Look at each line of the records and count those with "Harvest" in them. Please answer with the count alone.

#### Data shown ####

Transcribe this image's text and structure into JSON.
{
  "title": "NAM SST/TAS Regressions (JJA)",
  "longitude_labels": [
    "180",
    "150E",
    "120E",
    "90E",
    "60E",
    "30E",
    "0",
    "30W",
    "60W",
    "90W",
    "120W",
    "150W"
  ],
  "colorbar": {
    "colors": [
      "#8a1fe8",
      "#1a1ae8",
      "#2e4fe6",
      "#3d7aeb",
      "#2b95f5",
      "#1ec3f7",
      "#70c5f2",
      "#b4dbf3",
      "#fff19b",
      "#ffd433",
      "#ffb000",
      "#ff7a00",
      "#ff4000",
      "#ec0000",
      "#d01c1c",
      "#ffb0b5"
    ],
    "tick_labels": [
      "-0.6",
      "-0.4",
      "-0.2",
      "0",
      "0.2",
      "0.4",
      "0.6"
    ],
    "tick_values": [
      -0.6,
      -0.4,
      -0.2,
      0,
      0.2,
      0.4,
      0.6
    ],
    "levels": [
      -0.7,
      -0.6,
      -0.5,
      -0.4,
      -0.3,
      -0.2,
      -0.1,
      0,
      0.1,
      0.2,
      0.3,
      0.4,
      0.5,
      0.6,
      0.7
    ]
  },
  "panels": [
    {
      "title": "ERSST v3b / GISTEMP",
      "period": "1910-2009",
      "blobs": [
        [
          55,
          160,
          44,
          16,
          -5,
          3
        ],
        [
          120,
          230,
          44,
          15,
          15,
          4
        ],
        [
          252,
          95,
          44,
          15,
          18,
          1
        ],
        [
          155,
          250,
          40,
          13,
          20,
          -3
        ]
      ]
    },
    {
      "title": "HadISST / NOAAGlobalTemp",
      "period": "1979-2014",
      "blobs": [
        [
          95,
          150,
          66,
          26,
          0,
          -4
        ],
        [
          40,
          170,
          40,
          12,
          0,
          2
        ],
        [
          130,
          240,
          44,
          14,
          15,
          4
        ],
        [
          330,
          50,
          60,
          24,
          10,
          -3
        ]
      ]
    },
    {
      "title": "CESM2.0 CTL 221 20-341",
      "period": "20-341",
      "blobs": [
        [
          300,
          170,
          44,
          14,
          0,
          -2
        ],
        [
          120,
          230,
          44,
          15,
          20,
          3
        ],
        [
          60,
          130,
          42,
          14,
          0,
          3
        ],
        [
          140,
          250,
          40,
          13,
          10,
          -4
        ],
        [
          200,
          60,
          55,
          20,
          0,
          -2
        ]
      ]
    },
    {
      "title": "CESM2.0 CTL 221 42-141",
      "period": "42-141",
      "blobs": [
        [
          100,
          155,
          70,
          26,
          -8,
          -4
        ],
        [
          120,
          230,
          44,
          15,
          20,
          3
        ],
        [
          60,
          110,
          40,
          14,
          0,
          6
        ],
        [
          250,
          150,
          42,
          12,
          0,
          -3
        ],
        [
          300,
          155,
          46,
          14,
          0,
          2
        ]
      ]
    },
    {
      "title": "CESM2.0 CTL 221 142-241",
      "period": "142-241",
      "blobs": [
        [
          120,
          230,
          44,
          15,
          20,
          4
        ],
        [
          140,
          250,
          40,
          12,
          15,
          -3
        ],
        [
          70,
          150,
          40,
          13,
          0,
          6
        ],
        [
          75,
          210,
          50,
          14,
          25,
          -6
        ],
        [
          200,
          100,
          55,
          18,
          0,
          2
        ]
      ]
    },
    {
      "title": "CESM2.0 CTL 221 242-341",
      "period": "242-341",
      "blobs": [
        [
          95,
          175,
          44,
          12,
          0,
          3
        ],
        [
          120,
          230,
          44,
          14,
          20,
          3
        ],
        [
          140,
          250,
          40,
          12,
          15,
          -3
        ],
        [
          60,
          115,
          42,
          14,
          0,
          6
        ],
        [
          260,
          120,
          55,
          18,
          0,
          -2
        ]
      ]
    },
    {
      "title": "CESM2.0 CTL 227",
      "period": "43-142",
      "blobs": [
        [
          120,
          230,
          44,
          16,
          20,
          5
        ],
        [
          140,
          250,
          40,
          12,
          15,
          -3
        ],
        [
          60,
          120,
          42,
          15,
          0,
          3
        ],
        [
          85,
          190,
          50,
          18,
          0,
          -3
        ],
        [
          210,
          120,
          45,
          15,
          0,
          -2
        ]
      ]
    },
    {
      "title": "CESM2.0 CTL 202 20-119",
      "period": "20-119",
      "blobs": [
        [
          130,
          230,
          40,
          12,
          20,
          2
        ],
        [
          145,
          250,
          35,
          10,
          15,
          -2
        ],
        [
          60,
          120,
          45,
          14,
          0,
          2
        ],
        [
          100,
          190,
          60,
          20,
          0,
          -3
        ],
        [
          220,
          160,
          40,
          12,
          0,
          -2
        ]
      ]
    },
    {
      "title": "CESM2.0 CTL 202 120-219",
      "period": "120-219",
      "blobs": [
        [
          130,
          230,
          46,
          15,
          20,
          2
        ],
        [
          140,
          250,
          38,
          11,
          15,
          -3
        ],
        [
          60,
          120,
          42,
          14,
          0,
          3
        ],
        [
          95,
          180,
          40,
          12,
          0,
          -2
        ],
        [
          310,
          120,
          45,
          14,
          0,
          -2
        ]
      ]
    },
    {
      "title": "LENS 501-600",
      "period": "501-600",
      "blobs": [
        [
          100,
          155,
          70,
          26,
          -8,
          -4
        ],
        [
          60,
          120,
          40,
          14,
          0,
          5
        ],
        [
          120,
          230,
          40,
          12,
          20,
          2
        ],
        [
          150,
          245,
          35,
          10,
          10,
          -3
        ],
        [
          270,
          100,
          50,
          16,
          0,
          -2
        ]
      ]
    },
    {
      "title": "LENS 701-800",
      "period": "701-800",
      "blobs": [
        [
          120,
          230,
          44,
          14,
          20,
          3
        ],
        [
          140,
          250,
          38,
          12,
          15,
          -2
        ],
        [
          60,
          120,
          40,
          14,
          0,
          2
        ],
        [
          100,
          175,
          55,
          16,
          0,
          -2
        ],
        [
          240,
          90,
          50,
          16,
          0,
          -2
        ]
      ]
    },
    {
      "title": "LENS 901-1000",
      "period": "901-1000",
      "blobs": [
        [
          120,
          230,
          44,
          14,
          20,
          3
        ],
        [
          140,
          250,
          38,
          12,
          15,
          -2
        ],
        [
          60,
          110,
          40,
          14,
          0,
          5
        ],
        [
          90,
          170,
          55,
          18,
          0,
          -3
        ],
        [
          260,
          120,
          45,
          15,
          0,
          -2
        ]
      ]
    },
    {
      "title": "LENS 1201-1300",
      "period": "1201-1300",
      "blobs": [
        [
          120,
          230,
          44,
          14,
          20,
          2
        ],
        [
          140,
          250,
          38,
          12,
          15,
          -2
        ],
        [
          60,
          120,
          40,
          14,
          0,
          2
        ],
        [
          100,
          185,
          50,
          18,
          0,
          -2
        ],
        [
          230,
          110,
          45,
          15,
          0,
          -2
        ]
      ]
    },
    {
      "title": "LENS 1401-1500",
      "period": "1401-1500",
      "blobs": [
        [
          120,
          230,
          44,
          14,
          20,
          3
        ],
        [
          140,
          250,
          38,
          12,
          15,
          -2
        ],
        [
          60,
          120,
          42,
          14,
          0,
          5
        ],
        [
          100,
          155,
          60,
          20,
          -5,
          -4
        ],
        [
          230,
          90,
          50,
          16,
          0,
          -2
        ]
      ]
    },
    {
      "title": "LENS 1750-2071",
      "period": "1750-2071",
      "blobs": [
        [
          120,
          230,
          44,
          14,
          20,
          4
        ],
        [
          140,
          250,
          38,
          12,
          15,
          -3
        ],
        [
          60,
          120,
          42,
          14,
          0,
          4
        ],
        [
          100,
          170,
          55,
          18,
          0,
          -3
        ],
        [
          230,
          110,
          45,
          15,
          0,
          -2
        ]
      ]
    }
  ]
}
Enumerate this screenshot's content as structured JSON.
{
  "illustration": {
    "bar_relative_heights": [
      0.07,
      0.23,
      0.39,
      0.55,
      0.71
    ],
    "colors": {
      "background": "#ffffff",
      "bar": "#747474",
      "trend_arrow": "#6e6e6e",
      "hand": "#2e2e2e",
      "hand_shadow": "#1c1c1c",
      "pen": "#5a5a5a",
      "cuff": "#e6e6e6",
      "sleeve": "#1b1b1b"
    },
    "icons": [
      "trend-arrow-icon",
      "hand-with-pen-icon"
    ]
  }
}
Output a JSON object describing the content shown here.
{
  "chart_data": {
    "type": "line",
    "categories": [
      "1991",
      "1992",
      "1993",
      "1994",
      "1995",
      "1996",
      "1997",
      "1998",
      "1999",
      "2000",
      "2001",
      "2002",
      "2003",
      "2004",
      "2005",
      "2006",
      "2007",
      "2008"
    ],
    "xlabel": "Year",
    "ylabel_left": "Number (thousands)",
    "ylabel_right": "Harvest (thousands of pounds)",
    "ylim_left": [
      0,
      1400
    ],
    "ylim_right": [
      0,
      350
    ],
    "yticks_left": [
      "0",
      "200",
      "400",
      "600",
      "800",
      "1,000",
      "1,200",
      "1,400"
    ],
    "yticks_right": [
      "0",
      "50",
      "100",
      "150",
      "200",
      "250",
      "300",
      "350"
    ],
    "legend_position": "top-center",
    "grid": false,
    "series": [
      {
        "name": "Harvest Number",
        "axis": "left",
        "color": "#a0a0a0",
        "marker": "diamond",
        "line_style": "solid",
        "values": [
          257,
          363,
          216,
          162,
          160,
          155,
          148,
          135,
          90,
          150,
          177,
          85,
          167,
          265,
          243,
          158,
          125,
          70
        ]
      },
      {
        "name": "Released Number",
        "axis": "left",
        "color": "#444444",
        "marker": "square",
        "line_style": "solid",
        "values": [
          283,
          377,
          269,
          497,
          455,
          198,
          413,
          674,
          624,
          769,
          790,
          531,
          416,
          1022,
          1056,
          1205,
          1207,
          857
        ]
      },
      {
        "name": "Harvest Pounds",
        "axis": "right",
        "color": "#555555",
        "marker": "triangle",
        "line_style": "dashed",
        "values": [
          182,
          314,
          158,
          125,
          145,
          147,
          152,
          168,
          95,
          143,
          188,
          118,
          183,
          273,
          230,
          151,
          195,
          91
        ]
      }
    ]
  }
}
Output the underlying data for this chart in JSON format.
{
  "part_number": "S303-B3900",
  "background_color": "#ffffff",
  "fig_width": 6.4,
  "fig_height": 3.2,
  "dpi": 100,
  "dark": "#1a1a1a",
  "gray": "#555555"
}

####

Output:
3